Job: Write every line out verbatim and omit the pictures.

────────

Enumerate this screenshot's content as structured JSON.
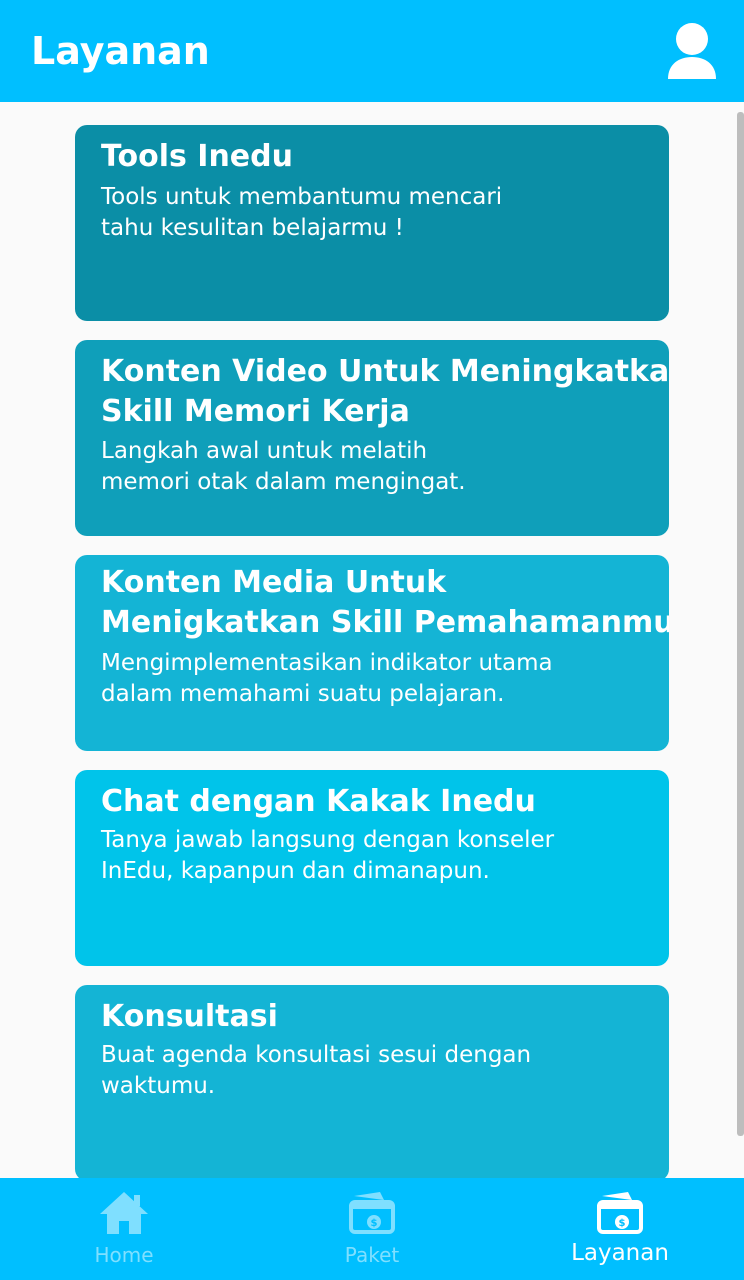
{
  "header": {
    "title": "Layanan",
    "profile_icon": "user-profile-icon"
  },
  "cards": [
    {
      "title": "Tools Inedu",
      "description": "Tools untuk membantumu mencari\ntahu kesulitan belajarmu !",
      "color": "#0b8ea6"
    },
    {
      "title": "Konten Video Untuk Meningkatkan\nSkill Memori Kerja",
      "description": "Langkah awal untuk melatih\nmemori otak dalam mengingat.",
      "color": "#0f9fba"
    },
    {
      "title": "Konten Media Untuk\nMenigkatkan Skill Pemahamanmu",
      "description": "Mengimplementasikan indikator utama\ndalam memahami suatu pelajaran.",
      "color": "#14b4d5"
    },
    {
      "title": "Chat dengan Kakak Inedu",
      "description": "Tanya jawab langsung dengan konseler\nInEdu, kapanpun dan dimanapun.",
      "color": "#00c4ea"
    },
    {
      "title": "Konsultasi",
      "description": "Buat agenda konsultasi sesui dengan\nwaktumu.",
      "color": "#14b4d5"
    }
  ],
  "bottom_nav": {
    "items": [
      {
        "label": "Home",
        "icon": "home-icon",
        "active": false
      },
      {
        "label": "Paket",
        "icon": "paket-icon",
        "active": false
      },
      {
        "label": "Layanan",
        "icon": "layanan-icon",
        "active": true
      }
    ]
  },
  "colors": {
    "primary": "#00bfff",
    "background": "#fafafa",
    "nav_inactive": "#7fdfff",
    "nav_active": "#ffffff"
  }
}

────────

Written reply:
Enumerate this screenshot's content as structured JSON.
{
  "header": {
    "title": "Layanan",
    "profile_icon": "user-profile-icon"
  },
  "cards": [
    {
      "title": "Tools Inedu",
      "description": "Tools untuk membantumu mencari\ntahu kesulitan belajarmu !",
      "color": "#0b8ea6"
    },
    {
      "title": "Konten Video Untuk Meningkatkan\nSkill Memori Kerja",
      "description": "Langkah awal untuk melatih\nmemori otak dalam mengingat.",
      "color": "#0f9fba"
    },
    {
      "title": "Konten Media Untuk\nMenigkatkan Skill Pemahamanmu",
      "description": "Mengimplementasikan indikator utama\ndalam memahami suatu pelajaran.",
      "color": "#14b4d5"
    },
    {
      "title": "Chat dengan Kakak Inedu",
      "description": "Tanya jawab langsung dengan konseler\nInEdu, kapanpun dan dimanapun.",
      "color": "#00c4ea"
    },
    {
      "title": "Konsultasi",
      "description": "Buat agenda konsultasi sesui dengan\nwaktumu.",
      "color": "#14b4d5"
    }
  ],
  "bottom_nav": {
    "items": [
      {
        "label": "Home",
        "icon": "home-icon",
        "active": false
      },
      {
        "label": "Paket",
        "icon": "paket-icon",
        "active": false
      },
      {
        "label": "Layanan",
        "icon": "layanan-icon",
        "active": true
      }
    ]
  },
  "colors": {
    "primary": "#00bfff",
    "background": "#fafafa",
    "nav_inactive": "#7fdfff",
    "nav_active": "#ffffff"
  }
}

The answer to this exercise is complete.